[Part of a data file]
══════

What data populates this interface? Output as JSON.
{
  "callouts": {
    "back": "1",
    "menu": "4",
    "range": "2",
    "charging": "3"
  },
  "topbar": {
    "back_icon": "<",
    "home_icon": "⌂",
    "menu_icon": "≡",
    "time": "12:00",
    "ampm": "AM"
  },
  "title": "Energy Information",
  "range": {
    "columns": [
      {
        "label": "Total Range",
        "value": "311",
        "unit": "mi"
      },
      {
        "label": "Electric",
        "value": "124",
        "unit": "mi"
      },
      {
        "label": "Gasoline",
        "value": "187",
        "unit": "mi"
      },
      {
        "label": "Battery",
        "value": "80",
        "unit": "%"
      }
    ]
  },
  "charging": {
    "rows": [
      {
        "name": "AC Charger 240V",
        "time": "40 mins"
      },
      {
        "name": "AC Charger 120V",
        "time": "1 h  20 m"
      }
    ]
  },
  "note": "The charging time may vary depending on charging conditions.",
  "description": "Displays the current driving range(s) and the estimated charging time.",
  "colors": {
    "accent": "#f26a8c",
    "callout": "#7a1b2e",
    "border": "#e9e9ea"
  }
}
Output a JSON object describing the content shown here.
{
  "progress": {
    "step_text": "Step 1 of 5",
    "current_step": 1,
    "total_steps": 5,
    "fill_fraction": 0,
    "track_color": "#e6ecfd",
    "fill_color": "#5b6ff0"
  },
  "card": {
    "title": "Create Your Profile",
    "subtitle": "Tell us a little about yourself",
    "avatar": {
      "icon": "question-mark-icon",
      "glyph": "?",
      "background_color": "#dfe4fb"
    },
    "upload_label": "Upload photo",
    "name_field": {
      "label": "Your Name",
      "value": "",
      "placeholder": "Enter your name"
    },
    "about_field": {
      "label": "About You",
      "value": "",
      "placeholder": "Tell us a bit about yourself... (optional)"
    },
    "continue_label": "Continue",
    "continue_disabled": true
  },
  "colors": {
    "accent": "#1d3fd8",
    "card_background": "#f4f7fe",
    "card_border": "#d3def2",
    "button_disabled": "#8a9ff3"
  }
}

══════

Your task is to reproduce all of the records exactly.

What data populates this interface? Output as JSON.
{
  "callouts": {
    "back": "1",
    "menu": "4",
    "range": "2",
    "charging": "3"
  },
  "topbar": {
    "back_icon": "<",
    "home_icon": "⌂",
    "menu_icon": "≡",
    "time": "12:00",
    "ampm": "AM"
  },
  "title": "Energy Information",
  "range": {
    "columns": [
      {
        "label": "Total Range",
        "value": "311",
        "unit": "mi"
      },
      {
        "label": "Electric",
        "value": "124",
        "unit": "mi"
      },
      {
        "label": "Gasoline",
        "value": "187",
        "unit": "mi"
      },
      {
        "label": "Battery",
        "value": "80",
        "unit": "%"
      }
    ]
  },
  "charging": {
    "rows": [
      {
        "name": "AC Charger 240V",
        "time": "40 mins"
      },
      {
        "name": "AC Charger 120V",
        "time": "1 h  20 m"
      }
    ]
  },
  "note": "The charging time may vary depending on charging conditions.",
  "description": "Displays the current driving range(s) and the estimated charging time.",
  "colors": {
    "accent": "#f26a8c",
    "callout": "#7a1b2e",
    "border": "#e9e9ea"
  }
}
Output a JSON object describing the content shown here.
{
  "progress": {
    "step_text": "Step 1 of 5",
    "current_step": 1,
    "total_steps": 5,
    "fill_fraction": 0,
    "track_color": "#e6ecfd",
    "fill_color": "#5b6ff0"
  },
  "card": {
    "title": "Create Your Profile",
    "subtitle": "Tell us a little about yourself",
    "avatar": {
      "icon": "question-mark-icon",
      "glyph": "?",
      "background_color": "#dfe4fb"
    },
    "upload_label": "Upload photo",
    "name_field": {
      "label": "Your Name",
      "value": "",
      "placeholder": "Enter your name"
    },
    "about_field": {
      "label": "About You",
      "value": "",
      "placeholder": "Tell us a bit about yourself... (optional)"
    },
    "continue_label": "Continue",
    "continue_disabled": true
  },
  "colors": {
    "accent": "#1d3fd8",
    "card_background": "#f4f7fe",
    "card_border": "#d3def2",
    "button_disabled": "#8a9ff3"
  }
}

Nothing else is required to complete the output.